## EXERCISE
Retype each record shown below, leaving every character as it is.

## Stored data entries
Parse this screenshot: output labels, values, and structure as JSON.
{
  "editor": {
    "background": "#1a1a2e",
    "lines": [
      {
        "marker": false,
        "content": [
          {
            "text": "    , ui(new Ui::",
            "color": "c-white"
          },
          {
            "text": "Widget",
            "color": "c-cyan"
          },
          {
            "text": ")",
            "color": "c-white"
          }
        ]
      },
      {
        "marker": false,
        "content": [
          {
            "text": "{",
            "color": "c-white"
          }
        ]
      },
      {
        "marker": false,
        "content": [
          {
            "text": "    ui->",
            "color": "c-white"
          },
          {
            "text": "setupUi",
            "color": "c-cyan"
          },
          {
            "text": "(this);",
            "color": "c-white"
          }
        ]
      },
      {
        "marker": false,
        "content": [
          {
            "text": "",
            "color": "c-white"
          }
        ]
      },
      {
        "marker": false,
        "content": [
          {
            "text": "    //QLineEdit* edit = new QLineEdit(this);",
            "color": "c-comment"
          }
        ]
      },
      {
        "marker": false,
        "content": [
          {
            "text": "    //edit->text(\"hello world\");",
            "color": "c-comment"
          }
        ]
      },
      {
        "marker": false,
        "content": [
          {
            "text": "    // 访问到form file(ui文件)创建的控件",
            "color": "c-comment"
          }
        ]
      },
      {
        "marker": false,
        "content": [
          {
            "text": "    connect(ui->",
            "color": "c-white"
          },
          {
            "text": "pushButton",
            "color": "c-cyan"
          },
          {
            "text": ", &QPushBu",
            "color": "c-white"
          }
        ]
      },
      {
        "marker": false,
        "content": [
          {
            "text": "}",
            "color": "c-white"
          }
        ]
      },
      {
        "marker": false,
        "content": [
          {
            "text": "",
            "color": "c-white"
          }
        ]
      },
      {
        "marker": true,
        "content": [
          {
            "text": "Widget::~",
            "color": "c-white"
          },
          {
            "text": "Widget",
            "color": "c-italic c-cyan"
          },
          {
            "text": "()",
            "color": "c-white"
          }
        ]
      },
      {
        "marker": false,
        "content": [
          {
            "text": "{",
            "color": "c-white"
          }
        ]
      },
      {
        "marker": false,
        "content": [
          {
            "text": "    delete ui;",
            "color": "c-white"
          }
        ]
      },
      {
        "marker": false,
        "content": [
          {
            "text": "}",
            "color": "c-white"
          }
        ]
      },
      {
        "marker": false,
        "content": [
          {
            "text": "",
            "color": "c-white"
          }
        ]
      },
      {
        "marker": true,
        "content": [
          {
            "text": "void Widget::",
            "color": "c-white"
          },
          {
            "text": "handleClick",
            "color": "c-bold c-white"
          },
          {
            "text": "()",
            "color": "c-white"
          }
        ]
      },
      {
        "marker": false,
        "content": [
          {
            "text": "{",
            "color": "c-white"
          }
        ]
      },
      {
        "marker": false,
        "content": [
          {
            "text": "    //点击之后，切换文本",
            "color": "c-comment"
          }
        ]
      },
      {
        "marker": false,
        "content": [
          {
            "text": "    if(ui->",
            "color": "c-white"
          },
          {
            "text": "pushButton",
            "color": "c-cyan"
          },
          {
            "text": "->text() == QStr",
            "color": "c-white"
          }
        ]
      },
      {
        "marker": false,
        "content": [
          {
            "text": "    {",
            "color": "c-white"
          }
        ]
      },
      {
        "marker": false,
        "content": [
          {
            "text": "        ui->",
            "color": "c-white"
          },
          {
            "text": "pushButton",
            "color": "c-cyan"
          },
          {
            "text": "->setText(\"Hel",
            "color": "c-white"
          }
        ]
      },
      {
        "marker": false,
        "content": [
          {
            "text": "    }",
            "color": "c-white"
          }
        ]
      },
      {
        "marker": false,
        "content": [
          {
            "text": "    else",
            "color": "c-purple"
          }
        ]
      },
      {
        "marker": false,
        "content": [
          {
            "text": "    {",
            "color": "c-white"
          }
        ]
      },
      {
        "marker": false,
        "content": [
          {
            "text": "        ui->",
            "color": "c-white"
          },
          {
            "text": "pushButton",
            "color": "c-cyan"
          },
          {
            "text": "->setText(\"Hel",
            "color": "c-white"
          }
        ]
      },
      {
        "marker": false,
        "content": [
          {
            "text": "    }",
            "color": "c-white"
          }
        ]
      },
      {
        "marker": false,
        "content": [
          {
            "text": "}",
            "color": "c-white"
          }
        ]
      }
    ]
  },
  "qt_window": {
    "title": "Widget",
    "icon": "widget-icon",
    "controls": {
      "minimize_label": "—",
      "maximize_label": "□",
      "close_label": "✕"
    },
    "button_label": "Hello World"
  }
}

## WRITTEN REPLY
Parse this screenshot: output labels, values, and structure as JSON.
{
  "editor": {
    "background": "#1a1a2e",
    "lines": [
      {
        "marker": false,
        "content": [
          {
            "text": "    , ui(new Ui::",
            "color": "c-white"
          },
          {
            "text": "Widget",
            "color": "c-cyan"
          },
          {
            "text": ")",
            "color": "c-white"
          }
        ]
      },
      {
        "marker": false,
        "content": [
          {
            "text": "{",
            "color": "c-white"
          }
        ]
      },
      {
        "marker": false,
        "content": [
          {
            "text": "    ui->",
            "color": "c-white"
          },
          {
            "text": "setupUi",
            "color": "c-cyan"
          },
          {
            "text": "(this);",
            "color": "c-white"
          }
        ]
      },
      {
        "marker": false,
        "content": [
          {
            "text": "",
            "color": "c-white"
          }
        ]
      },
      {
        "marker": false,
        "content": [
          {
            "text": "    //QLineEdit* edit = new QLineEdit(this);",
            "color": "c-comment"
          }
        ]
      },
      {
        "marker": false,
        "content": [
          {
            "text": "    //edit->text(\"hello world\");",
            "color": "c-comment"
          }
        ]
      },
      {
        "marker": false,
        "content": [
          {
            "text": "    // 访问到form file(ui文件)创建的控件",
            "color": "c-comment"
          }
        ]
      },
      {
        "marker": false,
        "content": [
          {
            "text": "    connect(ui->",
            "color": "c-white"
          },
          {
            "text": "pushButton",
            "color": "c-cyan"
          },
          {
            "text": ", &QPushBu",
            "color": "c-white"
          }
        ]
      },
      {
        "marker": false,
        "content": [
          {
            "text": "}",
            "color": "c-white"
          }
        ]
      },
      {
        "marker": false,
        "content": [
          {
            "text": "",
            "color": "c-white"
          }
        ]
      },
      {
        "marker": true,
        "content": [
          {
            "text": "Widget::~",
            "color": "c-white"
          },
          {
            "text": "Widget",
            "color": "c-italic c-cyan"
          },
          {
            "text": "()",
            "color": "c-white"
          }
        ]
      },
      {
        "marker": false,
        "content": [
          {
            "text": "{",
            "color": "c-white"
          }
        ]
      },
      {
        "marker": false,
        "content": [
          {
            "text": "    delete ui;",
            "color": "c-white"
          }
        ]
      },
      {
        "marker": false,
        "content": [
          {
            "text": "}",
            "color": "c-white"
          }
        ]
      },
      {
        "marker": false,
        "content": [
          {
            "text": "",
            "color": "c-white"
          }
        ]
      },
      {
        "marker": true,
        "content": [
          {
            "text": "void Widget::",
            "color": "c-white"
          },
          {
            "text": "handleClick",
            "color": "c-bold c-white"
          },
          {
            "text": "()",
            "color": "c-white"
          }
        ]
      },
      {
        "marker": false,
        "content": [
          {
            "text": "{",
            "color": "c-white"
          }
        ]
      },
      {
        "marker": false,
        "content": [
          {
            "text": "    //点击之后，切换文本",
            "color": "c-comment"
          }
        ]
      },
      {
        "marker": false,
        "content": [
          {
            "text": "    if(ui->",
            "color": "c-white"
          },
          {
            "text": "pushButton",
            "color": "c-cyan"
          },
          {
            "text": "->text() == QStr",
            "color": "c-white"
          }
        ]
      },
      {
        "marker": false,
        "content": [
          {
            "text": "    {",
            "color": "c-white"
          }
        ]
      },
      {
        "marker": false,
        "content": [
          {
            "text": "        ui->",
            "color": "c-white"
          },
          {
            "text": "pushButton",
            "color": "c-cyan"
          },
          {
            "text": "->setText(\"Hel",
            "color": "c-white"
          }
        ]
      },
      {
        "marker": false,
        "content": [
          {
            "text": "    }",
            "color": "c-white"
          }
        ]
      },
      {
        "marker": false,
        "content": [
          {
            "text": "    else",
            "color": "c-purple"
          }
        ]
      },
      {
        "marker": false,
        "content": [
          {
            "text": "    {",
            "color": "c-white"
          }
        ]
      },
      {
        "marker": false,
        "content": [
          {
            "text": "        ui->",
            "color": "c-white"
          },
          {
            "text": "pushButton",
            "color": "c-cyan"
          },
          {
            "text": "->setText(\"Hel",
            "color": "c-white"
          }
        ]
      },
      {
        "marker": false,
        "content": [
          {
            "text": "    }",
            "color": "c-white"
          }
        ]
      },
      {
        "marker": false,
        "content": [
          {
            "text": "}",
            "color": "c-white"
          }
        ]
      }
    ]
  },
  "qt_window": {
    "title": "Widget",
    "icon": "widget-icon",
    "controls": {
      "minimize_label": "—",
      "maximize_label": "□",
      "close_label": "✕"
    },
    "button_label": "Hello World"
  }
}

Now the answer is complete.